> [REQUIREMENT]: Extract the records below word for word and ignore the images.

> [ENTRIES SHOWN]:
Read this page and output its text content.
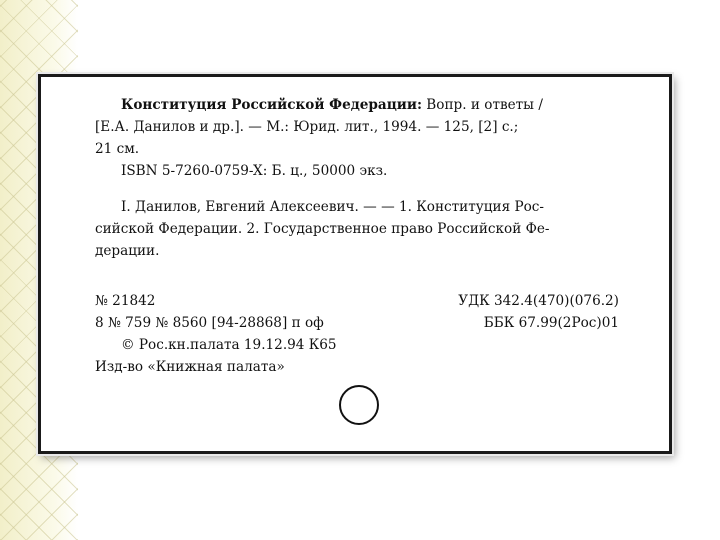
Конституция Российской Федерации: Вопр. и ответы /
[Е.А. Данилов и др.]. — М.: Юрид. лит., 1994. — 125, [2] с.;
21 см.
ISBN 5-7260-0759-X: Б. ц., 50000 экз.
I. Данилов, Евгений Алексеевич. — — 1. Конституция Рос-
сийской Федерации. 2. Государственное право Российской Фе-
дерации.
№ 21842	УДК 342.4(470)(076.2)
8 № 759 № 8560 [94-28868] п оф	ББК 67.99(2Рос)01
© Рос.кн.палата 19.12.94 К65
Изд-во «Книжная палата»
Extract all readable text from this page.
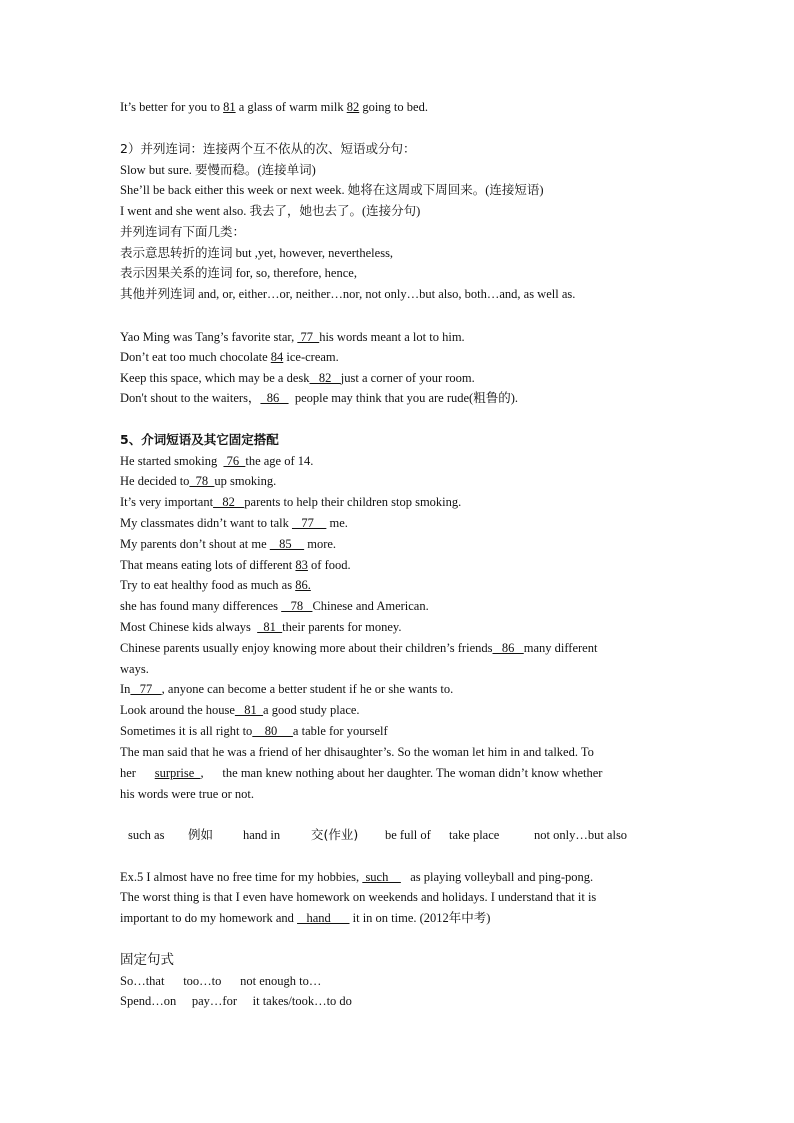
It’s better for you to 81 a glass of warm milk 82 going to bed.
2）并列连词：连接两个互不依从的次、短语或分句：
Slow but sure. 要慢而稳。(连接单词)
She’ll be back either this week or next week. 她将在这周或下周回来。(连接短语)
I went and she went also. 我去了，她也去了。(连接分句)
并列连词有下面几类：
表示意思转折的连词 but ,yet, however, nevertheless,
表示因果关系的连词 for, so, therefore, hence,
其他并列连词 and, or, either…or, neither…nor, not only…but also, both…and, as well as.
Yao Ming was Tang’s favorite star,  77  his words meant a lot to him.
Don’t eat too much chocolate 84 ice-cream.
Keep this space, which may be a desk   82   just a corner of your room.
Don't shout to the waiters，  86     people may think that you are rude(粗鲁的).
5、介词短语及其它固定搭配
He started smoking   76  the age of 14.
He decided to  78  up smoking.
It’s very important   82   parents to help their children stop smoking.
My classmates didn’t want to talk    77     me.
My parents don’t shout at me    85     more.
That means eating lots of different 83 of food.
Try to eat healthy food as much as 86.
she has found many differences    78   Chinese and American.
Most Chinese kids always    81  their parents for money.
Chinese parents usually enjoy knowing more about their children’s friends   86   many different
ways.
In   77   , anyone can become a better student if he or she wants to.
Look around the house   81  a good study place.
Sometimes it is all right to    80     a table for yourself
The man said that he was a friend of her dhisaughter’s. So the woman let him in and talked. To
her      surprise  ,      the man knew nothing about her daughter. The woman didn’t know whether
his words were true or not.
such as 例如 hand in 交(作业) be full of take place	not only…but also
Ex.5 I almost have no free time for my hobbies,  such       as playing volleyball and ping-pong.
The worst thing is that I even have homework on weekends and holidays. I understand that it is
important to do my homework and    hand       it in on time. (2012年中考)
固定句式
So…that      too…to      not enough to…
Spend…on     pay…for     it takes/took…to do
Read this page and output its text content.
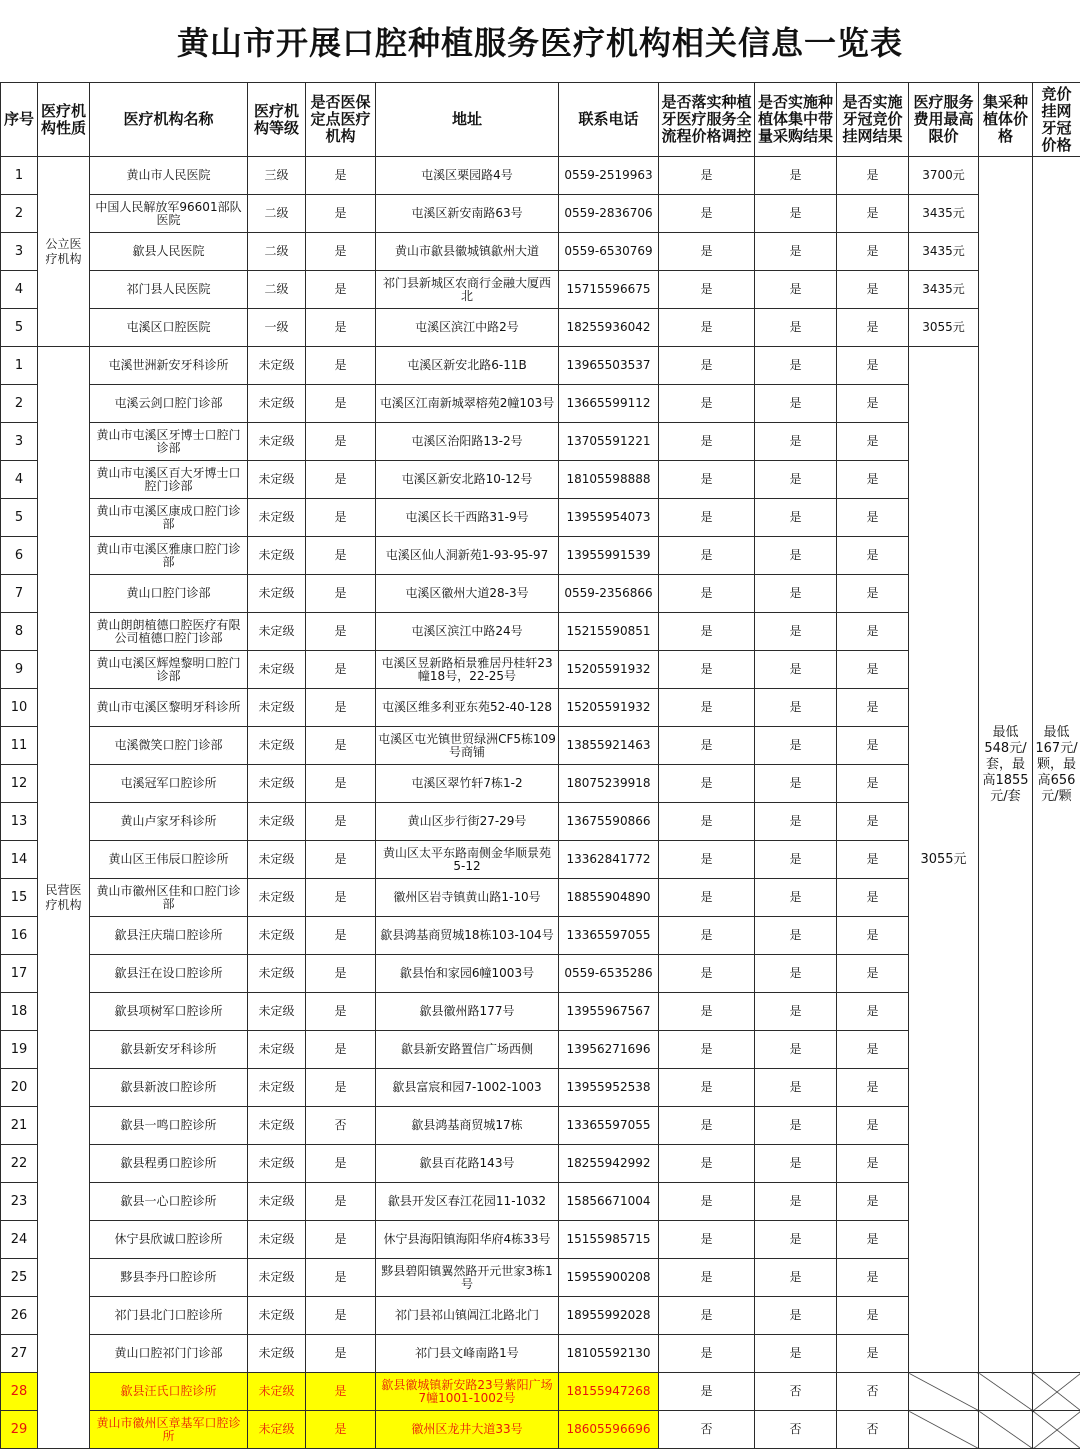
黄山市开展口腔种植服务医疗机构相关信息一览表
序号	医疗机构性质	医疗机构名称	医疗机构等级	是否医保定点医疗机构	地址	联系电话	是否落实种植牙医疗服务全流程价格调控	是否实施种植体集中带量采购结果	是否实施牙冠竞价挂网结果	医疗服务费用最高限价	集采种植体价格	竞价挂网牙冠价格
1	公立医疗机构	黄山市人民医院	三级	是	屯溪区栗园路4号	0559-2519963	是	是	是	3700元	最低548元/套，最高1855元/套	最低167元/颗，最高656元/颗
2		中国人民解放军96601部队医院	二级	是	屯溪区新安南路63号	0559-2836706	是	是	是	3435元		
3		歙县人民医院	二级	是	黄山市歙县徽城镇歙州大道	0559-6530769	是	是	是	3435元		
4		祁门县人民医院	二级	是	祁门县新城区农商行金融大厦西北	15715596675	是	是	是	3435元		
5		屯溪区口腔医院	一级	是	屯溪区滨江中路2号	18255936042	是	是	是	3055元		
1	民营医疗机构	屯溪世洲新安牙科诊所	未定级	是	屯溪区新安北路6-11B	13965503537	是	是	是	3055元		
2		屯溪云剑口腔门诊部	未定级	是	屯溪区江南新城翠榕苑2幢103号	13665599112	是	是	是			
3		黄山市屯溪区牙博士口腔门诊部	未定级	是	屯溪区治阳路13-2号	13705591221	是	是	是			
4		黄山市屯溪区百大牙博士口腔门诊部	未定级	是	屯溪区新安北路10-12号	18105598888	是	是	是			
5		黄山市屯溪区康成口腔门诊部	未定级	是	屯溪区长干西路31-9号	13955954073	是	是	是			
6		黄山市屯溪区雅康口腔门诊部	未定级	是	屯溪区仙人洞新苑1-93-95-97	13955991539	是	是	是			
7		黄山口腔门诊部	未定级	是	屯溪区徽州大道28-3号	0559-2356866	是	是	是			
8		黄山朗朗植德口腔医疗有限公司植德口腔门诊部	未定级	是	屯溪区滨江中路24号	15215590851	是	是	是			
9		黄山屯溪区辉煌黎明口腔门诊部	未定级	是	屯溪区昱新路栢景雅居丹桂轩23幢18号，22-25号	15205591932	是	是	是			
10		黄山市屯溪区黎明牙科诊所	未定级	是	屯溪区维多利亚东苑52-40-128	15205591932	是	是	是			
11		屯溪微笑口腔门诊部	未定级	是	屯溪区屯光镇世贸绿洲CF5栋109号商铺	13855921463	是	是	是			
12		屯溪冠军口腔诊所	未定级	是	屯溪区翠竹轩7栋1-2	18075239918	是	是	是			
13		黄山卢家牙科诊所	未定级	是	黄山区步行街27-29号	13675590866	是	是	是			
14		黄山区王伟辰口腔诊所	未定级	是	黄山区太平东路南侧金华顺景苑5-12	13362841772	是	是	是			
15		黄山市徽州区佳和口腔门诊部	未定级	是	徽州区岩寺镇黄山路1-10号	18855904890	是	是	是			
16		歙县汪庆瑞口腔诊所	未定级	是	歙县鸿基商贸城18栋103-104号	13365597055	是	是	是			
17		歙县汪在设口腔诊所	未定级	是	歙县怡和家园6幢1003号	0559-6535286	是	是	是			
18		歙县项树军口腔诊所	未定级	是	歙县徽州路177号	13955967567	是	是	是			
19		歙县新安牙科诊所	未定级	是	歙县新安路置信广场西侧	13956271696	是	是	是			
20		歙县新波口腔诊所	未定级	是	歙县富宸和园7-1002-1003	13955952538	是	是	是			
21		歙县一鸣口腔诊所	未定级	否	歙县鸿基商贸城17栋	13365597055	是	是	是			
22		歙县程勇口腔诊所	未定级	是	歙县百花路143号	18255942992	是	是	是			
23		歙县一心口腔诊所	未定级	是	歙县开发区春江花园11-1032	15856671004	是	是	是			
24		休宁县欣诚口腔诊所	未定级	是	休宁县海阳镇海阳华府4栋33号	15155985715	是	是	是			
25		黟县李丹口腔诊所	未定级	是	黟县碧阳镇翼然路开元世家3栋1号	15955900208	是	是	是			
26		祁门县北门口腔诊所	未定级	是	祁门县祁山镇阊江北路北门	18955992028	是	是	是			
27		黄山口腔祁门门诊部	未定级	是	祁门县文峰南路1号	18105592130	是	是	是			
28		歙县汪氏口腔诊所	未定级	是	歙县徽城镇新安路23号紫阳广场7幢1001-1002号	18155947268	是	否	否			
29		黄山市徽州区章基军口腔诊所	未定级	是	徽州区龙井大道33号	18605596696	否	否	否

> [CORRECT RESPONSE]:
Read this page and output its text content.
Конституция Российской Федерации: Вопр. и ответы /
[Е.А. Данилов и др.]. — М.: Юрид. лит., 1994. — 125, [2] с.;
21 см.
ISBN 5-7260-0759-X: Б. ц., 50000 экз.
I. Данилов, Евгений Алексеевич. — — 1. Конституция Рос-
сийской Федерации. 2. Государственное право Российской Фе-
дерации.
№ 21842	УДК 342.4(470)(076.2)
8 № 759 № 8560 [94-28868] п оф	ББК 67.99(2Рос)01
© Рос.кн.палата 19.12.94 К65
Изд-во «Книжная палата»
Extract all readable text from this page.
It’s better for you to 81 a glass of warm milk 82 going to bed.
2）并列连词：连接两个互不依从的次、短语或分句：
Slow but sure. 要慢而稳。(连接单词)
She’ll be back either this week or next week. 她将在这周或下周回来。(连接短语)
I went and she went also. 我去了，她也去了。(连接分句)
并列连词有下面几类：
表示意思转折的连词 but ,yet, however, nevertheless,
表示因果关系的连词 for, so, therefore, hence,
其他并列连词 and, or, either…or, neither…nor, not only…but also, both…and, as well as.
Yao Ming was Tang’s favorite star,  77  his words meant a lot to him.
Don’t eat too much chocolate 84 ice-cream.
Keep this space, which may be a desk   82   just a corner of your room.
Don't shout to the waiters，  86     people may think that you are rude(粗鲁的).
5、介词短语及其它固定搭配
He started smoking   76  the age of 14.
He decided to  78  up smoking.
It’s very important   82   parents to help their children stop smoking.
My classmates didn’t want to talk    77     me.
My parents don’t shout at me    85     more.
That means eating lots of different 83 of food.
Try to eat healthy food as much as 86.
she has found many differences    78   Chinese and American.
Most Chinese kids always    81  their parents for money.
Chinese parents usually enjoy knowing more about their children’s friends   86   many different
ways.
In   77   , anyone can become a better student if he or she wants to.
Look around the house   81  a good study place.
Sometimes it is all right to    80     a table for yourself
The man said that he was a friend of her dhisaughter’s. So the woman let him in and talked. To
her      surprise  ,      the man knew nothing about her daughter. The woman didn’t know whether
his words were true or not.
such as 例如 hand in 交(作业) be full of take place	not only…but also
Ex.5 I almost have no free time for my hobbies,  such       as playing volleyball and ping-pong.
The worst thing is that I even have homework on weekends and holidays. I understand that it is
important to do my homework and    hand       it in on time. (2012年中考)
固定句式
So…that      too…to      not enough to…
Spend…on     pay…for     it takes/took…to do
Read this page and output its text content.
黄山市开展口腔种植服务医疗机构相关信息一览表
序号	医疗机构性质	医疗机构名称	医疗机构等级	是否医保定点医疗机构	地址	联系电话	是否落实种植牙医疗服务全流程价格调控	是否实施种植体集中带量采购结果	是否实施牙冠竞价挂网结果	医疗服务费用最高限价	集采种植体价格	竞价挂网牙冠价格
1	公立医疗机构	黄山市人民医院	三级	是	屯溪区栗园路4号	0559-2519963	是	是	是	3700元	最低548元/套，最高1855元/套	最低167元/颗，最高656元/颗
2		中国人民解放军96601部队医院	二级	是	屯溪区新安南路63号	0559-2836706	是	是	是	3435元		
3		歙县人民医院	二级	是	黄山市歙县徽城镇歙州大道	0559-6530769	是	是	是	3435元		
4		祁门县人民医院	二级	是	祁门县新城区农商行金融大厦西北	15715596675	是	是	是	3435元		
5		屯溪区口腔医院	一级	是	屯溪区滨江中路2号	18255936042	是	是	是	3055元		
1	民营医疗机构	屯溪世洲新安牙科诊所	未定级	是	屯溪区新安北路6-11B	13965503537	是	是	是	3055元		
2		屯溪云剑口腔门诊部	未定级	是	屯溪区江南新城翠榕苑2幢103号	13665599112	是	是	是			
3		黄山市屯溪区牙博士口腔门诊部	未定级	是	屯溪区治阳路13-2号	13705591221	是	是	是			
4		黄山市屯溪区百大牙博士口腔门诊部	未定级	是	屯溪区新安北路10-12号	18105598888	是	是	是			
5		黄山市屯溪区康成口腔门诊部	未定级	是	屯溪区长干西路31-9号	13955954073	是	是	是			
6		黄山市屯溪区雅康口腔门诊部	未定级	是	屯溪区仙人洞新苑1-93-95-97	13955991539	是	是	是			
7		黄山口腔门诊部	未定级	是	屯溪区徽州大道28-3号	0559-2356866	是	是	是			
8		黄山朗朗植德口腔医疗有限公司植德口腔门诊部	未定级	是	屯溪区滨江中路24号	15215590851	是	是	是			
9		黄山屯溪区辉煌黎明口腔门诊部	未定级	是	屯溪区昱新路栢景雅居丹桂轩23幢18号，22-25号	15205591932	是	是	是			
10		黄山市屯溪区黎明牙科诊所	未定级	是	屯溪区维多利亚东苑52-40-128	15205591932	是	是	是			
11		屯溪微笑口腔门诊部	未定级	是	屯溪区屯光镇世贸绿洲CF5栋109号商铺	13855921463	是	是	是			
12		屯溪冠军口腔诊所	未定级	是	屯溪区翠竹轩7栋1-2	18075239918	是	是	是			
13		黄山卢家牙科诊所	未定级	是	黄山区步行街27-29号	13675590866	是	是	是			
14		黄山区王伟辰口腔诊所	未定级	是	黄山区太平东路南侧金华顺景苑5-12	13362841772	是	是	是			
15		黄山市徽州区佳和口腔门诊部	未定级	是	徽州区岩寺镇黄山路1-10号	18855904890	是	是	是			
16		歙县汪庆瑞口腔诊所	未定级	是	歙县鸿基商贸城18栋103-104号	13365597055	是	是	是			
17		歙县汪在设口腔诊所	未定级	是	歙县怡和家园6幢1003号	0559-6535286	是	是	是			
18		歙县项树军口腔诊所	未定级	是	歙县徽州路177号	13955967567	是	是	是			
19		歙县新安牙科诊所	未定级	是	歙县新安路置信广场西侧	13956271696	是	是	是			
20		歙县新波口腔诊所	未定级	是	歙县富宸和园7-1002-1003	13955952538	是	是	是			
21		歙县一鸣口腔诊所	未定级	否	歙县鸿基商贸城17栋	13365597055	是	是	是			
22		歙县程勇口腔诊所	未定级	是	歙县百花路143号	18255942992	是	是	是			
23		歙县一心口腔诊所	未定级	是	歙县开发区春江花园11-1032	15856671004	是	是	是			
24		休宁县欣诚口腔诊所	未定级	是	休宁县海阳镇海阳华府4栋33号	15155985715	是	是	是			
25		黟县李丹口腔诊所	未定级	是	黟县碧阳镇翼然路开元世家3栋1号	15955900208	是	是	是			
26		祁门县北门口腔诊所	未定级	是	祁门县祁山镇阊江北路北门	18955992028	是	是	是			
27		黄山口腔祁门门诊部	未定级	是	祁门县文峰南路1号	18105592130	是	是	是			
28		歙县汪氏口腔诊所	未定级	是	歙县徽城镇新安路23号紫阳广场7幢1001-1002号	18155947268	是	否	否			
29		黄山市徽州区章基军口腔诊所	未定级	是	徽州区龙井大道33号	18605596696	否	否	否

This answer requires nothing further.